Exercise aim
Output each line of the material exactly as it stands.

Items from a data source
>>>>

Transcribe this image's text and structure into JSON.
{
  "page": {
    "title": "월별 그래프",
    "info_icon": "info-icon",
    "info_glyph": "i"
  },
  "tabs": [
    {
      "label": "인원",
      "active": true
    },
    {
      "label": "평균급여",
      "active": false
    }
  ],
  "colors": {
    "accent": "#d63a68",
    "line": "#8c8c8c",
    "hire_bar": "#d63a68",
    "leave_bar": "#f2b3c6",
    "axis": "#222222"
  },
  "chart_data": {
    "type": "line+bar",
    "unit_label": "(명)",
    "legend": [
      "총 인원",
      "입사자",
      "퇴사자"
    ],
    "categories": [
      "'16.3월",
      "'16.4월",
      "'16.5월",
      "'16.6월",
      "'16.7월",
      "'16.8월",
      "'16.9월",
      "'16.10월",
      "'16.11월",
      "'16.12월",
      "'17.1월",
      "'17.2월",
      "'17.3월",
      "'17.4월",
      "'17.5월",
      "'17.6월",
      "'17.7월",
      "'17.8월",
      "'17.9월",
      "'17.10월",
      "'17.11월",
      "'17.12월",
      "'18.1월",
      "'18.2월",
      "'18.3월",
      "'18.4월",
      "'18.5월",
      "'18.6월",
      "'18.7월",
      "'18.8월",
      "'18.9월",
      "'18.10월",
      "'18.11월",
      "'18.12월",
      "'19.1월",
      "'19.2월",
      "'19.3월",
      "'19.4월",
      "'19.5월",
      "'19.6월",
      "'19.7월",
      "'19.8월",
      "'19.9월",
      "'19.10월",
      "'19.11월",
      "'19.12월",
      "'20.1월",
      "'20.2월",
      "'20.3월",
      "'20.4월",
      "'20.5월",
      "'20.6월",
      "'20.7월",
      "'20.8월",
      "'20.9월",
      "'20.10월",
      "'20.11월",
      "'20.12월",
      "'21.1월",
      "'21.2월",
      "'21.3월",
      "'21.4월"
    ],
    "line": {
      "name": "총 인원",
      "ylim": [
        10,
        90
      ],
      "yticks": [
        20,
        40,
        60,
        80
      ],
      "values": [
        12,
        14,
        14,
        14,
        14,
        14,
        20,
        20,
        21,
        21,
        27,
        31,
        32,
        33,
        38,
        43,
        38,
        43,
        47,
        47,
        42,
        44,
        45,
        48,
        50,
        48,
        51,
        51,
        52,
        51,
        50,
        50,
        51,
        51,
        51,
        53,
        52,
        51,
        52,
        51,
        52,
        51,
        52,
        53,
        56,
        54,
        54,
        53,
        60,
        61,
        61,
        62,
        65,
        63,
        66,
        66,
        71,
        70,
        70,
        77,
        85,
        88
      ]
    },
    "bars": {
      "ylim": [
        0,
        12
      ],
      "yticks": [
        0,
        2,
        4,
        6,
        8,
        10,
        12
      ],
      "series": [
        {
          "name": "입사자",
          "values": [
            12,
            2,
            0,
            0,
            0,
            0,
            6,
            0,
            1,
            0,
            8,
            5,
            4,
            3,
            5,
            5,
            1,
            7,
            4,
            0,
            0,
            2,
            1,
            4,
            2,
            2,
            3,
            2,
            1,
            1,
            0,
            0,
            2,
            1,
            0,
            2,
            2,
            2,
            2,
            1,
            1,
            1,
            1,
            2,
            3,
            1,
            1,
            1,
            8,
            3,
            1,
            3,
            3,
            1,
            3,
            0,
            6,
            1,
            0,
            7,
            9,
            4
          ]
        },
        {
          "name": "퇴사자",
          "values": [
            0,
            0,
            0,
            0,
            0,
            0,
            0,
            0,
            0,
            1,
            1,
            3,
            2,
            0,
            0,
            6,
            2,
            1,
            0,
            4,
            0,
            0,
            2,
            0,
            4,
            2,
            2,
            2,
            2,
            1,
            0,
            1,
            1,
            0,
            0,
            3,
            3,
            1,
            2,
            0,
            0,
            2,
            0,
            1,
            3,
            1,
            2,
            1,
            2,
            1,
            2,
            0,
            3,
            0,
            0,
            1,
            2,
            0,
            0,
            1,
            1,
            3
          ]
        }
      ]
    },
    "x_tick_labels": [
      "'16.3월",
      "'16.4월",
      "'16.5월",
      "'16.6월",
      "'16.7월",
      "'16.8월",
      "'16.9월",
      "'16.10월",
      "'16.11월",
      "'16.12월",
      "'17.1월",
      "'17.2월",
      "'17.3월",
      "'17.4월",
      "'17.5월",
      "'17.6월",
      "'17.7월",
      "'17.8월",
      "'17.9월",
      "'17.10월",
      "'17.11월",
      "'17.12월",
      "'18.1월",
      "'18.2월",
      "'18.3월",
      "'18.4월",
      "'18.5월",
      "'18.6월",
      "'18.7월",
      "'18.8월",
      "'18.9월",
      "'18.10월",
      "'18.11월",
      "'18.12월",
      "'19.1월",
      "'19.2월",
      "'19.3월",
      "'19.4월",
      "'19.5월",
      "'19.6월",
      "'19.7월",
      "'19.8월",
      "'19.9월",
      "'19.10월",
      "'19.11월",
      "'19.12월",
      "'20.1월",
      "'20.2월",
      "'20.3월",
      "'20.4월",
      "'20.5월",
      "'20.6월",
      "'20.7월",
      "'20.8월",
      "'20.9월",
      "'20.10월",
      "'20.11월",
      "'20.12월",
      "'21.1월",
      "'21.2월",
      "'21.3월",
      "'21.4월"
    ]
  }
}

<<<<

Reply to the task
Transcribe this image's text and structure into JSON.
{
  "page": {
    "title": "월별 그래프",
    "info_icon": "info-icon",
    "info_glyph": "i"
  },
  "tabs": [
    {
      "label": "인원",
      "active": true
    },
    {
      "label": "평균급여",
      "active": false
    }
  ],
  "colors": {
    "accent": "#d63a68",
    "line": "#8c8c8c",
    "hire_bar": "#d63a68",
    "leave_bar": "#f2b3c6",
    "axis": "#222222"
  },
  "chart_data": {
    "type": "line+bar",
    "unit_label": "(명)",
    "legend": [
      "총 인원",
      "입사자",
      "퇴사자"
    ],
    "categories": [
      "'16.3월",
      "'16.4월",
      "'16.5월",
      "'16.6월",
      "'16.7월",
      "'16.8월",
      "'16.9월",
      "'16.10월",
      "'16.11월",
      "'16.12월",
      "'17.1월",
      "'17.2월",
      "'17.3월",
      "'17.4월",
      "'17.5월",
      "'17.6월",
      "'17.7월",
      "'17.8월",
      "'17.9월",
      "'17.10월",
      "'17.11월",
      "'17.12월",
      "'18.1월",
      "'18.2월",
      "'18.3월",
      "'18.4월",
      "'18.5월",
      "'18.6월",
      "'18.7월",
      "'18.8월",
      "'18.9월",
      "'18.10월",
      "'18.11월",
      "'18.12월",
      "'19.1월",
      "'19.2월",
      "'19.3월",
      "'19.4월",
      "'19.5월",
      "'19.6월",
      "'19.7월",
      "'19.8월",
      "'19.9월",
      "'19.10월",
      "'19.11월",
      "'19.12월",
      "'20.1월",
      "'20.2월",
      "'20.3월",
      "'20.4월",
      "'20.5월",
      "'20.6월",
      "'20.7월",
      "'20.8월",
      "'20.9월",
      "'20.10월",
      "'20.11월",
      "'20.12월",
      "'21.1월",
      "'21.2월",
      "'21.3월",
      "'21.4월"
    ],
    "line": {
      "name": "총 인원",
      "ylim": [
        10,
        90
      ],
      "yticks": [
        20,
        40,
        60,
        80
      ],
      "values": [
        12,
        14,
        14,
        14,
        14,
        14,
        20,
        20,
        21,
        21,
        27,
        31,
        32,
        33,
        38,
        43,
        38,
        43,
        47,
        47,
        42,
        44,
        45,
        48,
        50,
        48,
        51,
        51,
        52,
        51,
        50,
        50,
        51,
        51,
        51,
        53,
        52,
        51,
        52,
        51,
        52,
        51,
        52,
        53,
        56,
        54,
        54,
        53,
        60,
        61,
        61,
        62,
        65,
        63,
        66,
        66,
        71,
        70,
        70,
        77,
        85,
        88
      ]
    },
    "bars": {
      "ylim": [
        0,
        12
      ],
      "yticks": [
        0,
        2,
        4,
        6,
        8,
        10,
        12
      ],
      "series": [
        {
          "name": "입사자",
          "values": [
            12,
            2,
            0,
            0,
            0,
            0,
            6,
            0,
            1,
            0,
            8,
            5,
            4,
            3,
            5,
            5,
            1,
            7,
            4,
            0,
            0,
            2,
            1,
            4,
            2,
            2,
            3,
            2,
            1,
            1,
            0,
            0,
            2,
            1,
            0,
            2,
            2,
            2,
            2,
            1,
            1,
            1,
            1,
            2,
            3,
            1,
            1,
            1,
            8,
            3,
            1,
            3,
            3,
            1,
            3,
            0,
            6,
            1,
            0,
            7,
            9,
            4
          ]
        },
        {
          "name": "퇴사자",
          "values": [
            0,
            0,
            0,
            0,
            0,
            0,
            0,
            0,
            0,
            1,
            1,
            3,
            2,
            0,
            0,
            6,
            2,
            1,
            0,
            4,
            0,
            0,
            2,
            0,
            4,
            2,
            2,
            2,
            2,
            1,
            0,
            1,
            1,
            0,
            0,
            3,
            3,
            1,
            2,
            0,
            0,
            2,
            0,
            1,
            3,
            1,
            2,
            1,
            2,
            1,
            2,
            0,
            3,
            0,
            0,
            1,
            2,
            0,
            0,
            1,
            1,
            3
          ]
        }
      ]
    },
    "x_tick_labels": [
      "'16.3월",
      "'16.4월",
      "'16.5월",
      "'16.6월",
      "'16.7월",
      "'16.8월",
      "'16.9월",
      "'16.10월",
      "'16.11월",
      "'16.12월",
      "'17.1월",
      "'17.2월",
      "'17.3월",
      "'17.4월",
      "'17.5월",
      "'17.6월",
      "'17.7월",
      "'17.8월",
      "'17.9월",
      "'17.10월",
      "'17.11월",
      "'17.12월",
      "'18.1월",
      "'18.2월",
      "'18.3월",
      "'18.4월",
      "'18.5월",
      "'18.6월",
      "'18.7월",
      "'18.8월",
      "'18.9월",
      "'18.10월",
      "'18.11월",
      "'18.12월",
      "'19.1월",
      "'19.2월",
      "'19.3월",
      "'19.4월",
      "'19.5월",
      "'19.6월",
      "'19.7월",
      "'19.8월",
      "'19.9월",
      "'19.10월",
      "'19.11월",
      "'19.12월",
      "'20.1월",
      "'20.2월",
      "'20.3월",
      "'20.4월",
      "'20.5월",
      "'20.6월",
      "'20.7월",
      "'20.8월",
      "'20.9월",
      "'20.10월",
      "'20.11월",
      "'20.12월",
      "'21.1월",
      "'21.2월",
      "'21.3월",
      "'21.4월"
    ]
  }
}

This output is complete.